Exercise directions.
Copy out the entries in full and with complete accuracy; pictures are excluded.

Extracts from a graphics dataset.
-- Start --
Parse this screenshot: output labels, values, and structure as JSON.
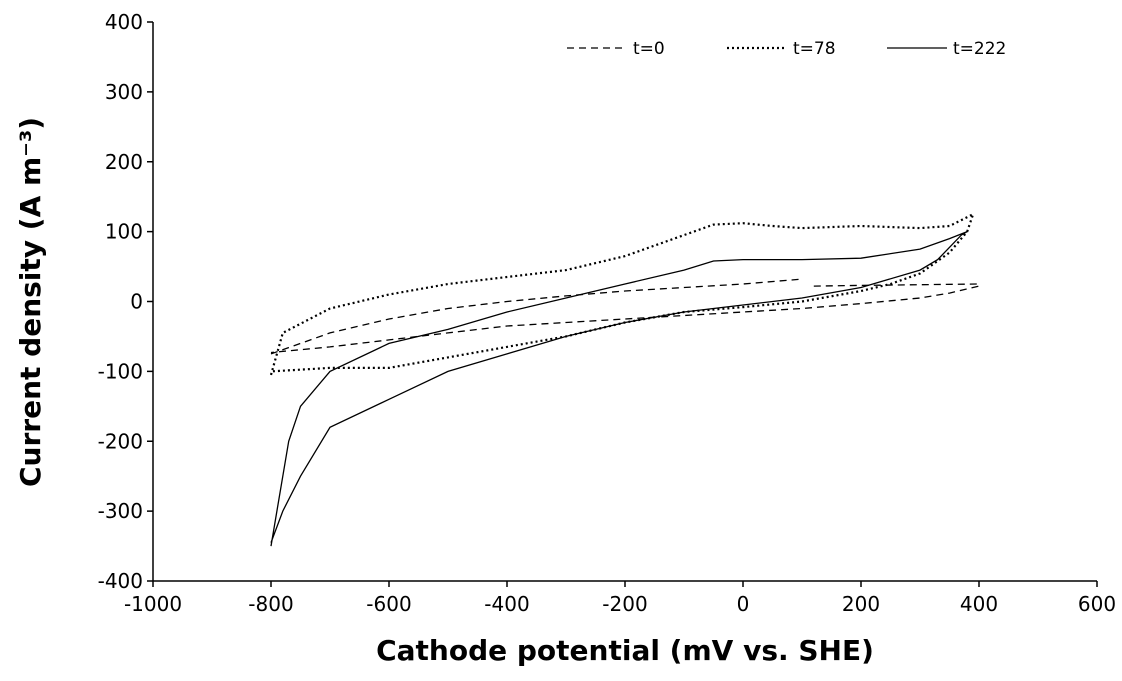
{
  "chart_data": {
    "type": "line",
    "x_label": "Cathode potential (mV vs. SHE)",
    "y_label": "Current density (A m⁻³)",
    "xlim": [
      -1000,
      600
    ],
    "xticks": [
      -1000,
      -800,
      -600,
      -400,
      -200,
      0,
      200,
      400,
      600
    ],
    "ylim": [
      -400,
      400
    ],
    "yticks": [
      -400,
      -300,
      -200,
      -100,
      0,
      100,
      200,
      300,
      400
    ],
    "grid": false,
    "legend": "upper right",
    "series": [
      {
        "name": "t=0",
        "color": "#000000",
        "dash": "dashed",
        "x": [
          -800,
          -700,
          -600,
          -500,
          -400,
          -300,
          -200,
          -100,
          0,
          100,
          null,
          120,
          200,
          300,
          400,
          400,
          350,
          300,
          200,
          100,
          0,
          -100,
          -200,
          -300,
          -400,
          -500,
          -600,
          -700,
          -800
        ],
        "values": [
          -75,
          -45,
          -25,
          -10,
          0,
          8,
          15,
          20,
          25,
          32,
          null,
          22,
          23,
          24,
          25,
          22,
          12,
          5,
          -3,
          -10,
          -15,
          -20,
          -25,
          -30,
          -35,
          -45,
          -55,
          -65,
          -73
        ]
      },
      {
        "name": "t=78",
        "color": "#000000",
        "dash": "dotted",
        "x": [
          -800,
          -780,
          -700,
          -600,
          -500,
          -400,
          -300,
          -200,
          -100,
          -50,
          0,
          50,
          100,
          200,
          300,
          350,
          390,
          380,
          350,
          300,
          250,
          200,
          100,
          0,
          -100,
          -200,
          -300,
          -400,
          -500,
          -600,
          -700,
          -800
        ],
        "values": [
          -105,
          -45,
          -10,
          10,
          25,
          35,
          45,
          65,
          95,
          110,
          112,
          108,
          105,
          108,
          105,
          108,
          125,
          100,
          70,
          40,
          25,
          15,
          0,
          -8,
          -15,
          -30,
          -50,
          -65,
          -80,
          -95,
          -95,
          -100
        ]
      },
      {
        "name": "t=222",
        "color": "#000000",
        "dash": "solid",
        "x": [
          -800,
          -790,
          -770,
          -750,
          -700,
          -600,
          -500,
          -400,
          -300,
          -200,
          -100,
          -50,
          0,
          100,
          200,
          300,
          350,
          380,
          370,
          330,
          300,
          200,
          100,
          0,
          -100,
          -200,
          -300,
          -400,
          -500,
          -600,
          -700,
          -750,
          -780,
          -800
        ],
        "values": [
          -350,
          -300,
          -200,
          -150,
          -100,
          -60,
          -40,
          -15,
          5,
          25,
          45,
          58,
          60,
          60,
          62,
          75,
          90,
          100,
          95,
          60,
          45,
          20,
          5,
          -5,
          -15,
          -30,
          -50,
          -75,
          -100,
          -140,
          -180,
          -250,
          -300,
          -345
        ]
      }
    ]
  }
}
-- End --
Response to this exercise.
Parse this screenshot: output labels, values, and structure as JSON.
{
  "chart_data": {
    "type": "line",
    "x_label": "Cathode potential (mV vs. SHE)",
    "y_label": "Current density (A m⁻³)",
    "xlim": [
      -1000,
      600
    ],
    "xticks": [
      -1000,
      -800,
      -600,
      -400,
      -200,
      0,
      200,
      400,
      600
    ],
    "ylim": [
      -400,
      400
    ],
    "yticks": [
      -400,
      -300,
      -200,
      -100,
      0,
      100,
      200,
      300,
      400
    ],
    "grid": false,
    "legend": "upper right",
    "series": [
      {
        "name": "t=0",
        "color": "#000000",
        "dash": "dashed",
        "x": [
          -800,
          -700,
          -600,
          -500,
          -400,
          -300,
          -200,
          -100,
          0,
          100,
          null,
          120,
          200,
          300,
          400,
          400,
          350,
          300,
          200,
          100,
          0,
          -100,
          -200,
          -300,
          -400,
          -500,
          -600,
          -700,
          -800
        ],
        "values": [
          -75,
          -45,
          -25,
          -10,
          0,
          8,
          15,
          20,
          25,
          32,
          null,
          22,
          23,
          24,
          25,
          22,
          12,
          5,
          -3,
          -10,
          -15,
          -20,
          -25,
          -30,
          -35,
          -45,
          -55,
          -65,
          -73
        ]
      },
      {
        "name": "t=78",
        "color": "#000000",
        "dash": "dotted",
        "x": [
          -800,
          -780,
          -700,
          -600,
          -500,
          -400,
          -300,
          -200,
          -100,
          -50,
          0,
          50,
          100,
          200,
          300,
          350,
          390,
          380,
          350,
          300,
          250,
          200,
          100,
          0,
          -100,
          -200,
          -300,
          -400,
          -500,
          -600,
          -700,
          -800
        ],
        "values": [
          -105,
          -45,
          -10,
          10,
          25,
          35,
          45,
          65,
          95,
          110,
          112,
          108,
          105,
          108,
          105,
          108,
          125,
          100,
          70,
          40,
          25,
          15,
          0,
          -8,
          -15,
          -30,
          -50,
          -65,
          -80,
          -95,
          -95,
          -100
        ]
      },
      {
        "name": "t=222",
        "color": "#000000",
        "dash": "solid",
        "x": [
          -800,
          -790,
          -770,
          -750,
          -700,
          -600,
          -500,
          -400,
          -300,
          -200,
          -100,
          -50,
          0,
          100,
          200,
          300,
          350,
          380,
          370,
          330,
          300,
          200,
          100,
          0,
          -100,
          -200,
          -300,
          -400,
          -500,
          -600,
          -700,
          -750,
          -780,
          -800
        ],
        "values": [
          -350,
          -300,
          -200,
          -150,
          -100,
          -60,
          -40,
          -15,
          5,
          25,
          45,
          58,
          60,
          60,
          62,
          75,
          90,
          100,
          95,
          60,
          45,
          20,
          5,
          -5,
          -15,
          -30,
          -50,
          -75,
          -100,
          -140,
          -180,
          -250,
          -300,
          -345
        ]
      }
    ]
  }
}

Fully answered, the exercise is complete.